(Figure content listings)
<<<<
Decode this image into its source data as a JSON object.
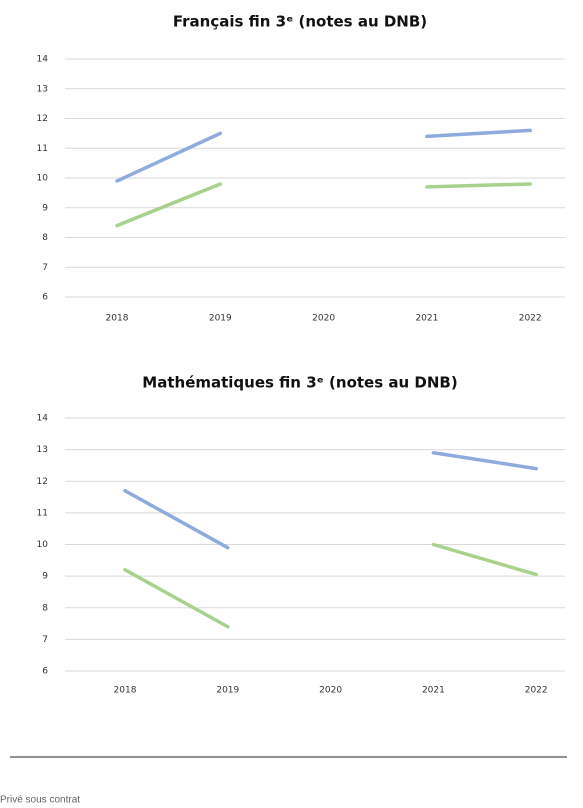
{
  "chart_data": [
    {
      "type": "line",
      "title": "Français fin 3ᵉ (notes au DNB)",
      "categories": [
        "2018",
        "2019",
        "2020",
        "2021",
        "2022"
      ],
      "series": [
        {
          "color": "#8faadc",
          "values": [
            9.9,
            11.5,
            null,
            11.4,
            11.6
          ]
        },
        {
          "color": "#a9d18e",
          "values": [
            8.4,
            9.8,
            null,
            9.7,
            9.8
          ]
        }
      ],
      "ylim": [
        6,
        14
      ],
      "yticks": [
        6,
        7,
        8,
        9,
        10,
        11,
        12,
        13,
        14
      ],
      "grid": true
    },
    {
      "type": "line",
      "title": "Mathématiques fin 3ᵉ (notes au DNB)",
      "categories": [
        "2018",
        "2019",
        "2020",
        "2021",
        "2022"
      ],
      "series": [
        {
          "color": "#8faadc",
          "values": [
            11.7,
            9.9,
            null,
            12.9,
            12.4
          ]
        },
        {
          "color": "#a9d18e",
          "values": [
            9.2,
            7.4,
            null,
            10.0,
            9.05
          ]
        }
      ],
      "ylim": [
        6,
        14
      ],
      "yticks": [
        6,
        7,
        8,
        9,
        10,
        11,
        12,
        13,
        14
      ],
      "grid": true
    }
  ],
  "footer": "Privé sous contrat"
}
>>>>
All records must be output exactly as they are, except for the pictures, which are left out.

*Reply to the exercise*
Decode this image into its source data as a JSON object.
{
  "chart_data": [
    {
      "type": "line",
      "title": "Français fin 3ᵉ (notes au DNB)",
      "categories": [
        "2018",
        "2019",
        "2020",
        "2021",
        "2022"
      ],
      "series": [
        {
          "color": "#8faadc",
          "values": [
            9.9,
            11.5,
            null,
            11.4,
            11.6
          ]
        },
        {
          "color": "#a9d18e",
          "values": [
            8.4,
            9.8,
            null,
            9.7,
            9.8
          ]
        }
      ],
      "ylim": [
        6,
        14
      ],
      "yticks": [
        6,
        7,
        8,
        9,
        10,
        11,
        12,
        13,
        14
      ],
      "grid": true
    },
    {
      "type": "line",
      "title": "Mathématiques fin 3ᵉ (notes au DNB)",
      "categories": [
        "2018",
        "2019",
        "2020",
        "2021",
        "2022"
      ],
      "series": [
        {
          "color": "#8faadc",
          "values": [
            11.7,
            9.9,
            null,
            12.9,
            12.4
          ]
        },
        {
          "color": "#a9d18e",
          "values": [
            9.2,
            7.4,
            null,
            10.0,
            9.05
          ]
        }
      ],
      "ylim": [
        6,
        14
      ],
      "yticks": [
        6,
        7,
        8,
        9,
        10,
        11,
        12,
        13,
        14
      ],
      "grid": true
    }
  ],
  "footer": "Privé sous contrat"
}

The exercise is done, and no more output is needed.